WHAT YOU SHOULD DO:
Copy out each line containing "南安普敦" from the entries below.

(begin)

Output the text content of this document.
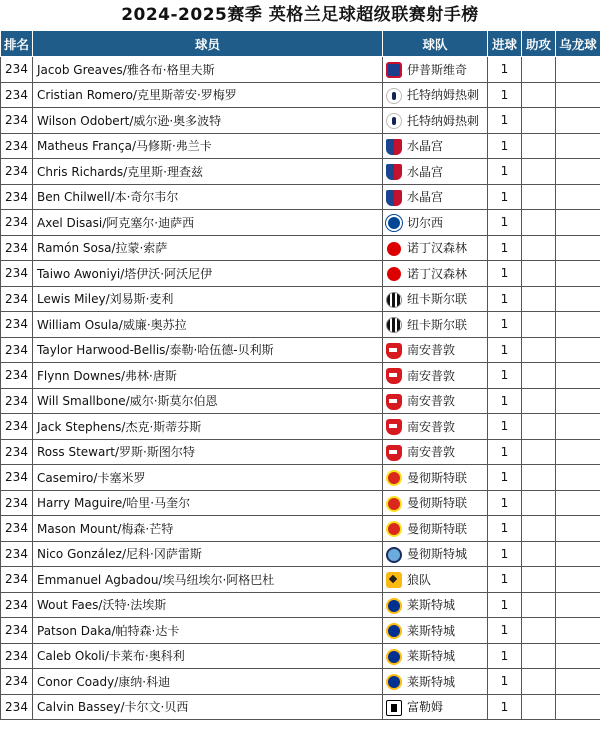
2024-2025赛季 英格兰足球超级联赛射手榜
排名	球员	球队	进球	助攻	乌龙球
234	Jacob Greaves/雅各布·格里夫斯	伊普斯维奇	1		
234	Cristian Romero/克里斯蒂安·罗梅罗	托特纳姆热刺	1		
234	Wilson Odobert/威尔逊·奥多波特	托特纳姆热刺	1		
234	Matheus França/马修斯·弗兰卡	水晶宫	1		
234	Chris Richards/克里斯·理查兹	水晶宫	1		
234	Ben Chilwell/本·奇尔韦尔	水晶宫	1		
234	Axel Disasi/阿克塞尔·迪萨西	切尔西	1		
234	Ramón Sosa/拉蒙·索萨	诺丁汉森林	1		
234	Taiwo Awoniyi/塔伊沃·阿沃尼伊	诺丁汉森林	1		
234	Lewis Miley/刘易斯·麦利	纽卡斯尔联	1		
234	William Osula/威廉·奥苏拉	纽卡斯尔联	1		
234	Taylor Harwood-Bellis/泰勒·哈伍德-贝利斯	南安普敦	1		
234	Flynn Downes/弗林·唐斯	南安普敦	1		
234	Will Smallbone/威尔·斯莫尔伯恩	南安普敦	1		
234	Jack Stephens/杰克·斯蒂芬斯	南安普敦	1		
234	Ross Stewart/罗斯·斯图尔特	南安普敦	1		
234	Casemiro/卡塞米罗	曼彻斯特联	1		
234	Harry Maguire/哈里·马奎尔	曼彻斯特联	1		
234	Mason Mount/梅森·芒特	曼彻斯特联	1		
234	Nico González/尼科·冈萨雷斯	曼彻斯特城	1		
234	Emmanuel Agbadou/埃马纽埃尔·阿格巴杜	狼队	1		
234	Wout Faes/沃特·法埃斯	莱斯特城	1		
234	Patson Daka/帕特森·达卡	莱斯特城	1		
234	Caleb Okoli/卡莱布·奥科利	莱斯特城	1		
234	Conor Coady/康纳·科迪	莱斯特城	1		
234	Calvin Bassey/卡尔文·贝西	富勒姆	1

(end)
(begin)

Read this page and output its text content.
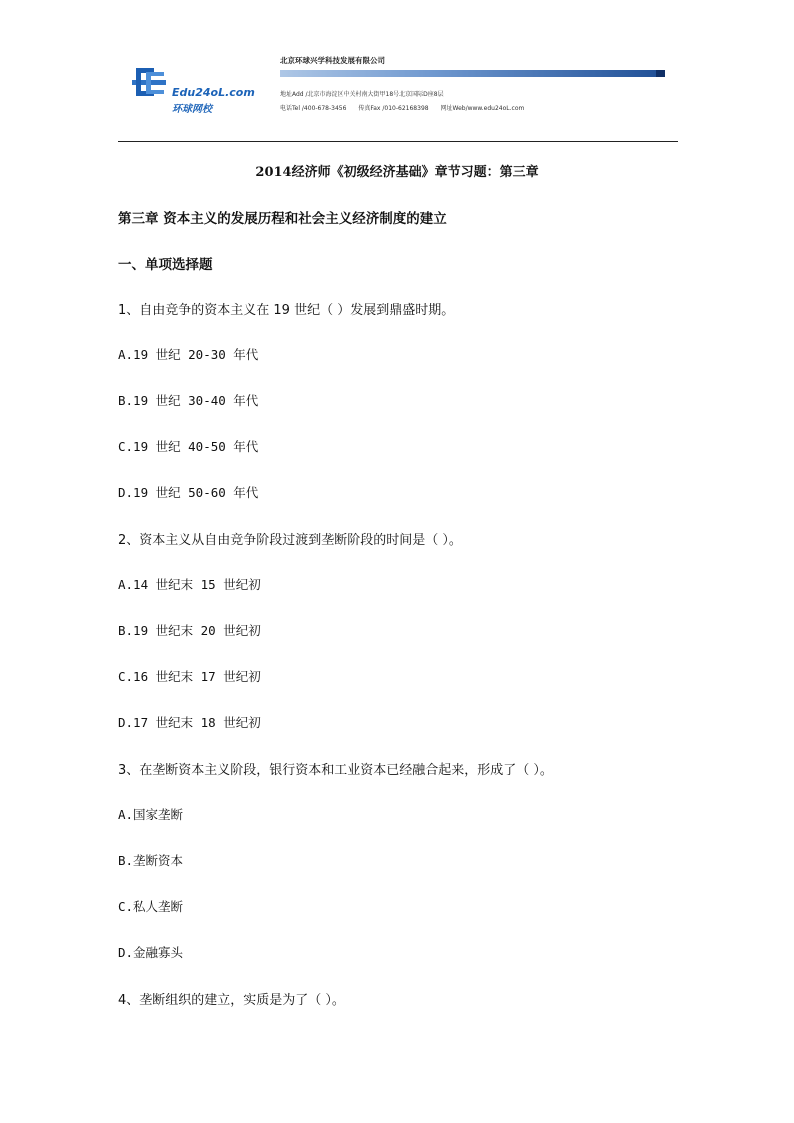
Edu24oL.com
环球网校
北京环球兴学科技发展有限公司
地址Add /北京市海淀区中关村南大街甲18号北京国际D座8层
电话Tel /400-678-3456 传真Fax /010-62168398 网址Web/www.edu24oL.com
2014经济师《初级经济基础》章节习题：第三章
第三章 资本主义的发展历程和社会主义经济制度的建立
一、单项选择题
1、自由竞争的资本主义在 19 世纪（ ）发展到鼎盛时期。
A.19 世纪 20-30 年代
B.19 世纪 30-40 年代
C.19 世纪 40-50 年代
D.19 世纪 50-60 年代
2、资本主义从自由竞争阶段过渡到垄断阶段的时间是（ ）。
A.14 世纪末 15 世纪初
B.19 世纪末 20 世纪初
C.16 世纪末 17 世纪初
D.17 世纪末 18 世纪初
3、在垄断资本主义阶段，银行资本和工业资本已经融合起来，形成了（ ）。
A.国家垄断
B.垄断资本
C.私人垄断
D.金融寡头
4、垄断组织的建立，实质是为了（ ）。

(end)

FULL SOLUTION:
234	Taylor Harwood-Bellis/泰勒·哈伍德-贝利斯	南安普敦	1		
234	Flynn Downes/弗林·唐斯	南安普敦	1		
234	Will Smallbone/威尔·斯莫尔伯恩	南安普敦	1		
234	Jack Stephens/杰克·斯蒂芬斯	南安普敦	1		
234	Ross Stewart/罗斯·斯图尔特	南安普敦	1		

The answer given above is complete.